Start of TEXT SECTION
Michael Cohen Met With Qatari Official and Nuclear Plant Owner Last Month

Here’s another action that might be of interest to federal investigators.

Michael Cohen leaves court in Manhattan on Monday April 16, 2018.Go Nakamura/ZUMA Wire

At a meeting in Miami on April 5, Franklin Haney, the owner of an inoperative nuclear power plant in Hollywood, Alabama, sought a major investment for his facility, according to two sources familiar with the gathering. His target, the sources say, was Sheikh Ahmed bin Jassim bin Mohammed Al Thani, Qatar’s minister of economy and commerce and deputy chairman of the Qatar Investment Authority, the $300 billion sovereign wealth fund of the natural-gas-rich Persian Gulf state. Also at the meeting, according to the sources, was Michael Cohen, President Donald Trump’s longtime personal lawyer and fixer. (Several days later, Cohen’s office and home would be raided by federal agents.) Now, as the Trump scandal expands to include Cohen’s business deals and possible interactions between Trump associates and officials of Saudi Arabia and the United Arab Emirates, any relationship between Cohen and Qatar would likely be of interest to federal investigators.

Last week, Foreign Policy reported that Cohen met with Al Thani in Florida that same week on the sidelines of the Qatar-US Economic Forum, but the publication noted that its sources would not say what they discussed. A Qatari embassy spokesman told Foreign Policy that Cohen requested the meeting with Al Thani but would not say if it took place. “The State of Qatar has never been a client of Mr. Cohen,” the spokesman said.

The two sources familiar with the discussions between Cohen and Al Thani tell Mother Jones that the two men met with Haney to discuss possible Qatari investment in his nuclear power plant. MarineTraffic.com, a website that tracks the location of large ships, shows that Haney’s $50 million, 167-foot yacht, the Emelina, was docked in Miami’s Miamarina from April 2 through April 7. (Haney’s yacht is usually based in Washington, DC.)

If a deal were struck, Cohen could have expected to receive a finder’s fee, according to the sources. “Michael doesn’t do anything without getting paid,” said one of the sources, who knows Cohen. It’s unclear whether any agreement was reached.

Cohen’s presence at the meeting would raise questions about his relationship with Qatar, a US ally that has been involved in a bitter diplomatic dispute with Saudi Arabia and the United Arab Emirates, a conflict that has played out among officials and lobbyists within Washington. Ahmed Al-Rumaihi, who formerly served as the head of the investments division at the Qatari sovereign fund (known as the QIA) and as a Qatari diplomat, recently told the Washington Post and the Intercept that in December 2016, Cohen demanded a fee of $1 million in exchange for connecting Al-Rumaihi with potential partners on US infrastructure projects. Al-Rumaihi, who left the QIA in March 2017, said he rejected Cohen’s request. Cohen told the Intercept it was “untrue” that he had sought payment from Al-Rumaihi. But Cohen, according to the sources who spoke with Mother Jones, still managed to make a connection with the QIA.
End of TEXT SECTION
• WHAT IS NEEDED
Decide whether each statement matches the article on Michael Cohen's meeting with a Qatari official, giving yes or no plus the exact words from the article that settle it. 1. The Miami meeting took place on April 5. 2. Haney's yacht is usually based in Miami. 3. Al-Rumaihi accepted Cohen's request. The data is not part of this exercise.
Start of ITEMS
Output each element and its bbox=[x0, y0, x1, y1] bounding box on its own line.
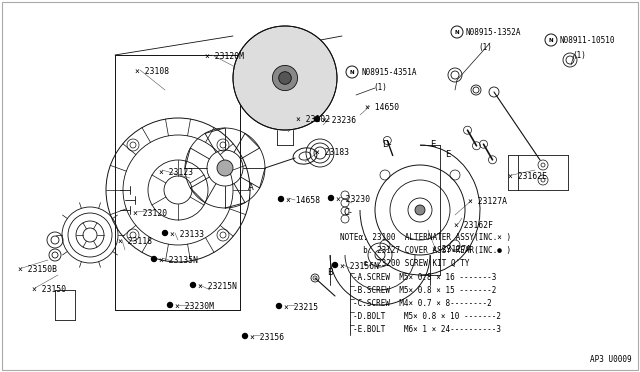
Text: (1): (1) bbox=[572, 51, 586, 60]
Text: -C.SCREW  M4× 0.7 × 8--------2: -C.SCREW M4× 0.7 × 8--------2 bbox=[353, 299, 492, 308]
Text: N08911-10510: N08911-10510 bbox=[560, 36, 616, 45]
Text: × 23120M: × 23120M bbox=[205, 52, 244, 61]
Circle shape bbox=[168, 302, 173, 308]
Text: C-: C- bbox=[344, 208, 353, 217]
Text: × 23215: × 23215 bbox=[284, 303, 318, 312]
Text: N: N bbox=[548, 38, 554, 42]
Circle shape bbox=[152, 257, 157, 262]
Text: × 23102: × 23102 bbox=[296, 115, 330, 124]
Text: × 23127A: × 23127A bbox=[432, 245, 471, 254]
Text: × 23162E: × 23162E bbox=[508, 172, 547, 181]
Text: D-: D- bbox=[382, 140, 392, 149]
Text: × 23108: × 23108 bbox=[135, 67, 169, 76]
Circle shape bbox=[278, 196, 284, 202]
Text: -A.SCREW  M5× 0.8 × 16 -------3: -A.SCREW M5× 0.8 × 16 -------3 bbox=[353, 273, 497, 282]
Circle shape bbox=[217, 160, 233, 176]
Text: -E.BOLT    M6× 1 × 24----------3: -E.BOLT M6× 1 × 24----------3 bbox=[353, 325, 501, 334]
Text: × 23150: × 23150 bbox=[32, 285, 66, 294]
Circle shape bbox=[276, 304, 282, 308]
Text: × 23135N: × 23135N bbox=[159, 256, 198, 265]
Text: N08915-4351A: N08915-4351A bbox=[361, 68, 417, 77]
Text: N: N bbox=[349, 70, 355, 74]
Circle shape bbox=[273, 65, 298, 91]
Circle shape bbox=[191, 282, 195, 288]
Text: B: B bbox=[327, 268, 333, 277]
Text: E: E bbox=[445, 150, 451, 159]
Circle shape bbox=[333, 263, 337, 267]
Text: -D.BOLT    M5× 0.8 × 10 -------2: -D.BOLT M5× 0.8 × 10 -------2 bbox=[353, 312, 501, 321]
Text: × 23230: × 23230 bbox=[336, 195, 370, 204]
Circle shape bbox=[163, 231, 168, 235]
Text: (1): (1) bbox=[373, 83, 387, 92]
Text: × 23118: × 23118 bbox=[118, 237, 152, 246]
Text: b. 23127 COVER ASSY-REAR(INC.● ): b. 23127 COVER ASSY-REAR(INC.● ) bbox=[340, 246, 511, 255]
Circle shape bbox=[415, 205, 425, 215]
Circle shape bbox=[243, 334, 248, 339]
Text: A: A bbox=[248, 183, 253, 192]
Text: -B.SCREW  M5× 0.8 × 15 -------2: -B.SCREW M5× 0.8 × 15 -------2 bbox=[353, 286, 497, 295]
Text: × 23156: × 23156 bbox=[250, 333, 284, 342]
Text: × 14650: × 14650 bbox=[365, 103, 399, 112]
Text: × 23183: × 23183 bbox=[315, 148, 349, 157]
Text: × 23236: × 23236 bbox=[322, 116, 356, 125]
Text: × 14658: × 14658 bbox=[286, 196, 320, 205]
Circle shape bbox=[314, 116, 319, 122]
Text: N: N bbox=[454, 29, 460, 35]
Text: × 23120: × 23120 bbox=[133, 209, 167, 218]
Text: × 23215N: × 23215N bbox=[198, 282, 237, 291]
Circle shape bbox=[328, 196, 333, 201]
Text: E: E bbox=[430, 140, 435, 149]
Text: NOTEα. 23100  ALTERNATER ASSY(INC.× ): NOTEα. 23100 ALTERNATER ASSY(INC.× ) bbox=[340, 233, 511, 242]
Text: × 23156N: × 23156N bbox=[340, 262, 379, 271]
Text: × 23133: × 23133 bbox=[170, 230, 204, 239]
Text: × 23230M: × 23230M bbox=[175, 302, 214, 311]
Circle shape bbox=[278, 72, 291, 84]
Text: × 23127A: × 23127A bbox=[468, 197, 507, 206]
Text: AP3 U0009: AP3 U0009 bbox=[590, 355, 632, 364]
Text: (1): (1) bbox=[478, 43, 492, 52]
Text: × 23162F: × 23162F bbox=[454, 221, 493, 230]
Text: c. 23200 SCREW KIT Q'TY: c. 23200 SCREW KIT Q'TY bbox=[340, 259, 470, 268]
Circle shape bbox=[233, 26, 337, 130]
Text: × 23150B: × 23150B bbox=[18, 265, 57, 274]
Text: N08915-1352A: N08915-1352A bbox=[466, 28, 522, 37]
Text: × 23123: × 23123 bbox=[159, 168, 193, 177]
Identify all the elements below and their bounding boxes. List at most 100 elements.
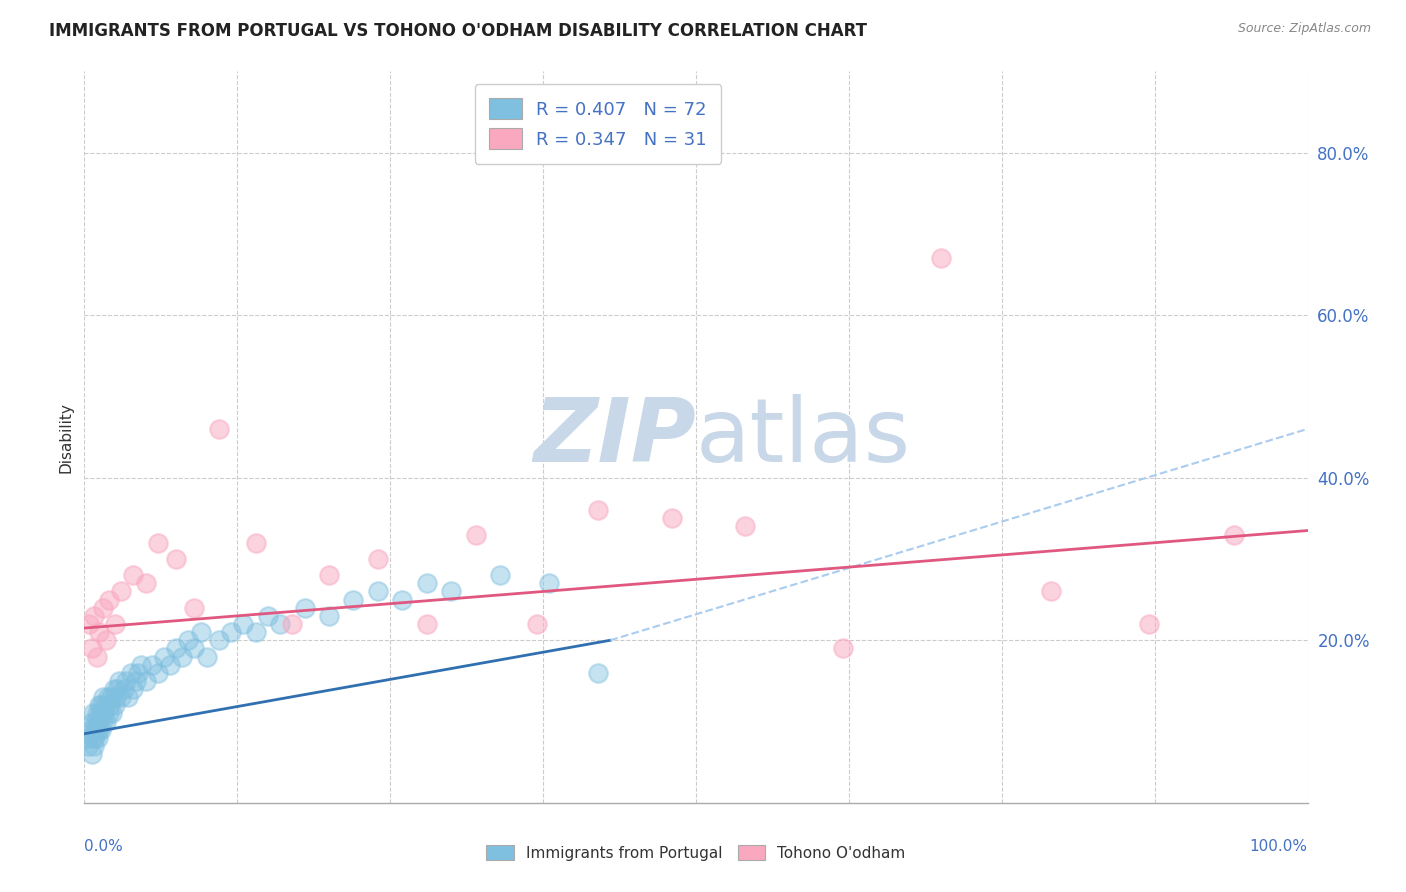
Point <box>86 706 108 721</box>
Point <box>89 706 111 721</box>
Point <box>165 552 187 566</box>
Point <box>112 681 135 696</box>
Point <box>115 673 138 688</box>
Point <box>269 617 291 632</box>
Point <box>104 617 127 632</box>
Point <box>219 625 242 640</box>
Point <box>135 673 157 688</box>
Text: IMMIGRANTS FROM PORTUGAL VS TOHONO O'ODHAM DISABILITY CORRELATION CHART: IMMIGRANTS FROM PORTUGAL VS TOHONO O'ODH… <box>49 22 868 40</box>
Point <box>208 633 231 648</box>
Point <box>538 576 561 591</box>
Point <box>1223 527 1246 541</box>
Point <box>83 723 105 737</box>
Point <box>195 649 218 664</box>
Point <box>177 633 200 648</box>
Point <box>135 576 157 591</box>
Point <box>80 747 103 761</box>
Point <box>90 698 112 713</box>
Point <box>440 584 463 599</box>
Point <box>110 690 132 705</box>
Point <box>1137 617 1160 632</box>
Point <box>367 584 389 599</box>
Point <box>77 731 100 745</box>
Point <box>84 714 107 729</box>
Point <box>117 690 139 705</box>
Text: 100.0%: 100.0% <box>1250 839 1308 855</box>
Text: ZIP: ZIP <box>533 393 696 481</box>
Text: Source: ZipAtlas.com: Source: ZipAtlas.com <box>1237 22 1371 36</box>
Point <box>83 739 105 753</box>
Point <box>929 252 952 266</box>
Legend: Immigrants from Portugal, Tohono O'odham: Immigrants from Portugal, Tohono O'odham <box>478 837 914 868</box>
Point <box>141 657 163 672</box>
Point <box>153 649 176 664</box>
Point <box>146 665 169 680</box>
Point <box>93 706 115 721</box>
Point <box>245 535 267 549</box>
Point <box>80 714 103 729</box>
Point <box>586 503 609 517</box>
Point <box>661 511 683 525</box>
Point <box>122 568 145 582</box>
Point <box>97 592 120 607</box>
Point <box>342 592 364 607</box>
Point <box>77 617 100 632</box>
Point <box>245 625 267 640</box>
Point <box>87 714 110 729</box>
Point <box>294 600 316 615</box>
Point <box>146 535 169 549</box>
Point <box>87 698 110 713</box>
Point <box>91 600 114 615</box>
Point <box>98 698 121 713</box>
Point <box>87 723 110 737</box>
Point <box>183 600 205 615</box>
Point <box>96 714 118 729</box>
Point <box>489 568 512 582</box>
Point <box>257 608 280 623</box>
Point <box>318 568 340 582</box>
Point <box>122 681 145 696</box>
Point <box>97 690 120 705</box>
Point <box>84 731 107 745</box>
Point <box>83 608 105 623</box>
Point <box>586 665 609 680</box>
Point <box>281 617 304 632</box>
Text: 0.0%: 0.0% <box>84 839 124 855</box>
Point <box>831 641 853 656</box>
Point <box>416 576 439 591</box>
Point <box>165 641 187 656</box>
Point <box>90 723 112 737</box>
Point <box>103 681 125 696</box>
Point <box>110 584 132 599</box>
Point <box>183 641 205 656</box>
Point <box>464 527 486 541</box>
Point <box>526 617 548 632</box>
Point <box>100 690 122 705</box>
Point <box>105 690 128 705</box>
Point <box>172 649 194 664</box>
Point <box>94 698 117 713</box>
Point <box>127 665 149 680</box>
Text: atlas: atlas <box>696 393 911 481</box>
Point <box>120 665 142 680</box>
Point <box>105 681 128 696</box>
Point <box>318 608 340 623</box>
Point <box>391 592 413 607</box>
Y-axis label: Disability: Disability <box>58 401 73 473</box>
Point <box>125 673 148 688</box>
Point <box>104 698 127 713</box>
Point <box>1039 584 1062 599</box>
Point <box>159 657 181 672</box>
Point <box>77 739 100 753</box>
Point <box>129 657 152 672</box>
Point <box>87 731 110 745</box>
Point <box>87 625 110 640</box>
Point <box>107 673 129 688</box>
Point <box>96 633 118 648</box>
Point <box>86 723 108 737</box>
Point <box>89 714 111 729</box>
Point <box>82 706 104 721</box>
Point <box>97 706 120 721</box>
Point <box>101 706 124 721</box>
Point <box>367 552 389 566</box>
End of ITEMS
• RESPONSE
1. Yes: "At a meeting in Miami on April 5"
2. No: "(Haney’s yacht is usually based in Washington, DC.)"
3. No: "said he rejected Cohen’s request"